● EXTRAIT DU DOCUMENT:
++++

Marina Rosset
Avec When We Were Sisters, Marina Rosset regarde l'adolescence non comme un âge de pure initiation, mais comme une circulation trouble entre imitation, loyauté et déplacement affectif. Le film s'ancre dans un espace de vacances, de lumière d'été, de proximité familiale élargie, puis laisse apparaître ce qui se dérègle dans les hiérarchies émotionnelles. Rosset trouve là une matière très précise, faite de silences, de regards et de micro-événements qui modifient un groupe sans qu'il le formule immédiatement.
Sa mise en scène se distingue par une grande attention aux seuils. Seuil entre enfance et adolescence, entre amitié et rivalité, entre protection et emprise, entre perception intime et scène familiale. Beaucoup de cinéastes filment cet âge en accumulant les signes extérieurs de vérité. Rosset fait presque l'inverse. Elle retire, elle épure, elle laisse la sensation monter à partir d'une observation très simple des corps dans l'espace. Cette économie renforce la justesse du trouble.

++++

● TRAVAIL DEMANDÉ:
[1] Dans quel espace le film When We Were Sisters s'ancre-t-il, selon le texte sur Marina Rosset ?
[2] Reprenez le texte sur Marina Rosset à la suite de sa dernière phrase.

++++

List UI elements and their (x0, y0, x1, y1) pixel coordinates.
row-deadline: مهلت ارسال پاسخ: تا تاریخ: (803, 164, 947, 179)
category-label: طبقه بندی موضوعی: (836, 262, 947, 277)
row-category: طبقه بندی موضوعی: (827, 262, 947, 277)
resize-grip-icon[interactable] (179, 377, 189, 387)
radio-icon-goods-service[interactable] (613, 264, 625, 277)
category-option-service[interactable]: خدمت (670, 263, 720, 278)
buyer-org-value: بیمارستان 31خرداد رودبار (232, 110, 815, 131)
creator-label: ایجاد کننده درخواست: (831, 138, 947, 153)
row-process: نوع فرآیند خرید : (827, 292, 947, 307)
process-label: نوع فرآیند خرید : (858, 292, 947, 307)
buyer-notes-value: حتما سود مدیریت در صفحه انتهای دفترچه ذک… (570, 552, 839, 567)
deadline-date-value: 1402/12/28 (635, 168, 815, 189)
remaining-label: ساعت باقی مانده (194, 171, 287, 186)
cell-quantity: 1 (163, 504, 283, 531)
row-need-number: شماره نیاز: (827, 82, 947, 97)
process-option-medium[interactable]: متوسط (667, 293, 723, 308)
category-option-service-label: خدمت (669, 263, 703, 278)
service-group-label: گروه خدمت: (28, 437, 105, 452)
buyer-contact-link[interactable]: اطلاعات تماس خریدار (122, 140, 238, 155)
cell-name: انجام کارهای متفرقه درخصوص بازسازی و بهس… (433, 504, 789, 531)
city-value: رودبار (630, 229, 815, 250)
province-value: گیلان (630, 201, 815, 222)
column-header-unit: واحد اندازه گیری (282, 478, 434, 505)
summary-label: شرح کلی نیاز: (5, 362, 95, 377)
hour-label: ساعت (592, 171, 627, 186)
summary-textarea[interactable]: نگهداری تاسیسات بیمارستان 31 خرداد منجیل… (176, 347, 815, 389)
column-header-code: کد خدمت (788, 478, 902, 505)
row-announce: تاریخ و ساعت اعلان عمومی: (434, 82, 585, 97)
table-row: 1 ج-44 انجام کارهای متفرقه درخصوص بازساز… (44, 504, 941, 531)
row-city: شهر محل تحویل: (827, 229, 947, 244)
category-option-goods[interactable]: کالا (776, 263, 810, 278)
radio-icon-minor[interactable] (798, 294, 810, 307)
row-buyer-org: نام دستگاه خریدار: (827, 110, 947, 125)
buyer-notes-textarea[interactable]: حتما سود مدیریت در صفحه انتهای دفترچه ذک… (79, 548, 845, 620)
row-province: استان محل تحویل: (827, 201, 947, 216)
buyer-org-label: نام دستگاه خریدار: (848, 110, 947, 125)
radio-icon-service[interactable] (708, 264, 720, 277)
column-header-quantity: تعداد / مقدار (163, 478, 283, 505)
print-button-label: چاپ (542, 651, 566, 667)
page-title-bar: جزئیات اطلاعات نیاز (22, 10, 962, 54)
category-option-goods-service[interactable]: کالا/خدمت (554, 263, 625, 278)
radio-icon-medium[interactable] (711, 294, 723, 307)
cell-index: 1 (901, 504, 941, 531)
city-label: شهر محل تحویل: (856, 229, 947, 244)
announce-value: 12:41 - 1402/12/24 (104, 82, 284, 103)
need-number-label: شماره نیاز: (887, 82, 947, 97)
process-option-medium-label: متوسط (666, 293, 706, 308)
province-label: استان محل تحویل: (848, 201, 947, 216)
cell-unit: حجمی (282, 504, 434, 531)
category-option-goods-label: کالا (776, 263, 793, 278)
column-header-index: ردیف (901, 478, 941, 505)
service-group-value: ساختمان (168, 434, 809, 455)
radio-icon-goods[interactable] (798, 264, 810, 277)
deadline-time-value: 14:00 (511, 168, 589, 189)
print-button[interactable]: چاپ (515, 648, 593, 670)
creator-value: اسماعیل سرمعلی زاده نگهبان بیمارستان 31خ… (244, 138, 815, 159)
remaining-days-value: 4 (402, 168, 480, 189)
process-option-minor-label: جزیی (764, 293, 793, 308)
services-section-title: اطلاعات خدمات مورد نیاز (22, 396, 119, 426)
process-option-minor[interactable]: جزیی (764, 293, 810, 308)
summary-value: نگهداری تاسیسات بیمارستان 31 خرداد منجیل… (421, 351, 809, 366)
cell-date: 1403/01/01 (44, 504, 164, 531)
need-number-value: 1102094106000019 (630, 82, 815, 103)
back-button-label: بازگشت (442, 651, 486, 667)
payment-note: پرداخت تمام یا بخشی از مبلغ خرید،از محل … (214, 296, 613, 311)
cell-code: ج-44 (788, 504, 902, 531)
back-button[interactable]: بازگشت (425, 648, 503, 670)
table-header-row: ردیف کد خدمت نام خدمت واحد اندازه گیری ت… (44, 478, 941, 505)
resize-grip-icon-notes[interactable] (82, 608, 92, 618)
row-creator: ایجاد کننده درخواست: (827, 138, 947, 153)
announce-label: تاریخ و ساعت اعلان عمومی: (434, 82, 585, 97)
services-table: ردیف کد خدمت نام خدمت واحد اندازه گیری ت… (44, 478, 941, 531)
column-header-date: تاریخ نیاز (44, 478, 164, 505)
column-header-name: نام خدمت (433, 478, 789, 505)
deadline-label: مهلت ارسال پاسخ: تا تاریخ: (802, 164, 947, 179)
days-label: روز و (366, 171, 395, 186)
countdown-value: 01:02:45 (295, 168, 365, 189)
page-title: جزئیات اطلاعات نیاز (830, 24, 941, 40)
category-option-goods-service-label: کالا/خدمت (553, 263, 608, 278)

++++

● VOS RÉPONSES:
[1] Dans un espace de vacances, de lumière d'été et de proximité familiale élargie.

[2]
Le cinéma suisse, auquel on peut la rattacher, a parfois tendance à la pudeur programmatique. Rosset reprend cette retenue, mais elle la tend davantage. Chez elle, le calme n'est pas une neutralité. C'est un milieu où les déplacements infimes prennent de l'importance. Un regard trop long, une place prise dans une chambre, une conversation entendue de biais suffisent à faire glisser la perception. C'est dans cette capacité à faire naître la tension à partir de presque rien qu'elle révèle une vraie singularité.
L'ancrage à la Suisse n'est pas appuyé comme identité de vitrine. Il se lit plutôt dans les cadres de vie, dans la relation au loisir, dans la discrétion des conflits sociaux et dans une culture de la réserve qui rend les bouleversements affectifs d'autant plus perceptibles. Rosset comprend que le drama adolescent gagne en force lorsqu'il ne dramatise pas trop vite. Elle laisse d'abord les gestes ordinaires faire leur travail de sape.
Il faut aussi souligner son rapport au collectif familial. Les adultes ne sont pas absents, mais ils restent légèrement décalés, comme souvent dans l'expérience réelle de l'adolescence. Ils organisent le cadre sans en maîtriser les vibrations. Rosset filme très bien cette autonomie partielle des jeunes, cet espace où les affects se forment à quelques mètres des parents tout en leur demeurant en grande partie illisibles. Le film devient alors une étude fine des proximités forcées et des alliances provisoires.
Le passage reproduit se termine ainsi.